## [Problem]
All of the data needs to be repeated exactly.

## Begin

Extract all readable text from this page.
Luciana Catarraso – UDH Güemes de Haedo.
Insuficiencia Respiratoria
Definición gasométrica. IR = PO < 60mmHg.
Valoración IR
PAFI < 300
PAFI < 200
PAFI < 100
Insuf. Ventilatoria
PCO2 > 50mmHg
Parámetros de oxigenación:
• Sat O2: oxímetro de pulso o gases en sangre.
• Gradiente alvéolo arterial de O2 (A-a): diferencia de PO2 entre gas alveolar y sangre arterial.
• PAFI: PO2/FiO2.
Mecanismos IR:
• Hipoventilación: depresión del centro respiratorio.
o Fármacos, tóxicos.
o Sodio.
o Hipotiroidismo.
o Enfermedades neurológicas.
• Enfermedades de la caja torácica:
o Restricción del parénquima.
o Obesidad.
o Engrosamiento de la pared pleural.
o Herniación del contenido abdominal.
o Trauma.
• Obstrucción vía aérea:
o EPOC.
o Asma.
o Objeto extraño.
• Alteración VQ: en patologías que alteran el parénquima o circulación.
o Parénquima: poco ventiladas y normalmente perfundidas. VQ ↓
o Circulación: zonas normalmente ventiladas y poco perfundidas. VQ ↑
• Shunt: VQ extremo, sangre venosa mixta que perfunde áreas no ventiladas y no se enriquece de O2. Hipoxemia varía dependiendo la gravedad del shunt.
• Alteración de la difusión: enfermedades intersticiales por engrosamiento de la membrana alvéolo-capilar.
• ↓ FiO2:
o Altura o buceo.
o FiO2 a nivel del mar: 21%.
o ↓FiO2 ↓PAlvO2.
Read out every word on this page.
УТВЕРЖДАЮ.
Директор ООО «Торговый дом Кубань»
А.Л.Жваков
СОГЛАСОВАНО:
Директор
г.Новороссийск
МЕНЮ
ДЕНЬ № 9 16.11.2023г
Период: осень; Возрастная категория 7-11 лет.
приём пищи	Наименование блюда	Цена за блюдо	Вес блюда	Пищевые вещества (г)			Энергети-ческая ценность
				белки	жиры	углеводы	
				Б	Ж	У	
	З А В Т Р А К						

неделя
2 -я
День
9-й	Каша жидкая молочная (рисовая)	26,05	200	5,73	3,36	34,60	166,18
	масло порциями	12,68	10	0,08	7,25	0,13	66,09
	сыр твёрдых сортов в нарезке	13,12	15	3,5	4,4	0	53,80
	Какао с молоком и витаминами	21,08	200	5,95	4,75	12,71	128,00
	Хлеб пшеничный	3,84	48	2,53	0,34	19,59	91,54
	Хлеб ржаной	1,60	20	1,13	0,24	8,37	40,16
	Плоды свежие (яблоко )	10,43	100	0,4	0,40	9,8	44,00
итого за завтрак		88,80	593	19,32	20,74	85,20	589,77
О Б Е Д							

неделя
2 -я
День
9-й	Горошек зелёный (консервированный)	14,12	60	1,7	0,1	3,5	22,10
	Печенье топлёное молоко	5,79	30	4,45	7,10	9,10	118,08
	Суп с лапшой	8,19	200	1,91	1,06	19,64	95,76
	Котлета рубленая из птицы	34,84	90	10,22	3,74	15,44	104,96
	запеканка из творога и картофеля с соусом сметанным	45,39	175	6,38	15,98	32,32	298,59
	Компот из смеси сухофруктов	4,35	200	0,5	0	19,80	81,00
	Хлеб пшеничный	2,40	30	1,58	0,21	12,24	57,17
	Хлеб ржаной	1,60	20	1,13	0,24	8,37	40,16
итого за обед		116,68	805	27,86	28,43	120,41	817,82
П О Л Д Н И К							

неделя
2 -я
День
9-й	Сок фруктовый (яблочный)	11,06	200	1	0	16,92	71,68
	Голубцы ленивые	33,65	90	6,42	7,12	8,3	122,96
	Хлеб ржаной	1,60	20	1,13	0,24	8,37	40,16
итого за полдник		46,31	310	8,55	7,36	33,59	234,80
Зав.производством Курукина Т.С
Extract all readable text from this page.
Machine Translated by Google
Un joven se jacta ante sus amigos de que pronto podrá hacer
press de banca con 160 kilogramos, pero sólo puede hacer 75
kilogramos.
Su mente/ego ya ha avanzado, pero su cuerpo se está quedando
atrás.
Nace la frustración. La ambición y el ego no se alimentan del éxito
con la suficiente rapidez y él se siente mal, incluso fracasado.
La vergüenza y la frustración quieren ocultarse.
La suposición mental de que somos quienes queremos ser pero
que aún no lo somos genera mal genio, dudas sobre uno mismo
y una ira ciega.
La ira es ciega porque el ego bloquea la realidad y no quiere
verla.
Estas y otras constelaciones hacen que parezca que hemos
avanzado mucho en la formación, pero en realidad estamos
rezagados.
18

## End

## [Response to this exercise]
Extract all readable text from this page.
Luciana Catarraso – UDH Güemes de Haedo.
Insuficiencia Respiratoria
Definición gasométrica. IR = PO < 60mmHg.
Valoración IR
PAFI < 300
PAFI < 200
PAFI < 100
Insuf. Ventilatoria
PCO2 > 50mmHg
Parámetros de oxigenación:
• Sat O2: oxímetro de pulso o gases en sangre.
• Gradiente alvéolo arterial de O2 (A-a): diferencia de PO2 entre gas alveolar y sangre arterial.
• PAFI: PO2/FiO2.
Mecanismos IR:
• Hipoventilación: depresión del centro respiratorio.
o Fármacos, tóxicos.
o Sodio.
o Hipotiroidismo.
o Enfermedades neurológicas.
• Enfermedades de la caja torácica:
o Restricción del parénquima.
o Obesidad.
o Engrosamiento de la pared pleural.
o Herniación del contenido abdominal.
o Trauma.
• Obstrucción vía aérea:
o EPOC.
o Asma.
o Objeto extraño.
• Alteración VQ: en patologías que alteran el parénquima o circulación.
o Parénquima: poco ventiladas y normalmente perfundidas. VQ ↓
o Circulación: zonas normalmente ventiladas y poco perfundidas. VQ ↑
• Shunt: VQ extremo, sangre venosa mixta que perfunde áreas no ventiladas y no se enriquece de O2. Hipoxemia varía dependiendo la gravedad del shunt.
• Alteración de la difusión: enfermedades intersticiales por engrosamiento de la membrana alvéolo-capilar.
• ↓ FiO2:
o Altura o buceo.
o FiO2 a nivel del mar: 21%.
o ↓FiO2 ↓PAlvO2.
Read out every word on this page.
УТВЕРЖДАЮ.
Директор ООО «Торговый дом Кубань»
А.Л.Жваков
СОГЛАСОВАНО:
Директор
г.Новороссийск
МЕНЮ
ДЕНЬ № 9 16.11.2023г
Период: осень; Возрастная категория 7-11 лет.
приём пищи	Наименование блюда	Цена за блюдо	Вес блюда	Пищевые вещества (г)			Энергети-ческая ценность
				белки	жиры	углеводы	
				Б	Ж	У	
	З А В Т Р А К						

неделя
2 -я
День
9-й	Каша жидкая молочная (рисовая)	26,05	200	5,73	3,36	34,60	166,18
	масло порциями	12,68	10	0,08	7,25	0,13	66,09
	сыр твёрдых сортов в нарезке	13,12	15	3,5	4,4	0	53,80
	Какао с молоком и витаминами	21,08	200	5,95	4,75	12,71	128,00
	Хлеб пшеничный	3,84	48	2,53	0,34	19,59	91,54
	Хлеб ржаной	1,60	20	1,13	0,24	8,37	40,16
	Плоды свежие (яблоко )	10,43	100	0,4	0,40	9,8	44,00
итого за завтрак		88,80	593	19,32	20,74	85,20	589,77
О Б Е Д							

неделя
2 -я
День
9-й	Горошек зелёный (консервированный)	14,12	60	1,7	0,1	3,5	22,10
	Печенье топлёное молоко	5,79	30	4,45	7,10	9,10	118,08
	Суп с лапшой	8,19	200	1,91	1,06	19,64	95,76
	Котлета рубленая из птицы	34,84	90	10,22	3,74	15,44	104,96
	запеканка из творога и картофеля с соусом сметанным	45,39	175	6,38	15,98	32,32	298,59
	Компот из смеси сухофруктов	4,35	200	0,5	0	19,80	81,00
	Хлеб пшеничный	2,40	30	1,58	0,21	12,24	57,17
	Хлеб ржаной	1,60	20	1,13	0,24	8,37	40,16
итого за обед		116,68	805	27,86	28,43	120,41	817,82
П О Л Д Н И К							

неделя
2 -я
День
9-й	Сок фруктовый (яблочный)	11,06	200	1	0	16,92	71,68
	Голубцы ленивые	33,65	90	6,42	7,12	8,3	122,96
	Хлеб ржаной	1,60	20	1,13	0,24	8,37	40,16
итого за полдник		46,31	310	8,55	7,36	33,59	234,80
Зав.производством Курукина Т.С
Extract all readable text from this page.
Machine Translated by Google
Un joven se jacta ante sus amigos de que pronto podrá hacer
press de banca con 160 kilogramos, pero sólo puede hacer 75
kilogramos.
Su mente/ego ya ha avanzado, pero su cuerpo se está quedando
atrás.
Nace la frustración. La ambición y el ego no se alimentan del éxito
con la suficiente rapidez y él se siente mal, incluso fracasado.
La vergüenza y la frustración quieren ocultarse.
La suposición mental de que somos quienes queremos ser pero
que aún no lo somos genera mal genio, dudas sobre uno mismo
y una ira ciega.
La ira es ciega porque el ego bloquea la realidad y no quiere
verla.
Estas y otras constelaciones hacen que parezca que hemos
avanzado mucho en la formación, pero en realidad estamos
rezagados.
18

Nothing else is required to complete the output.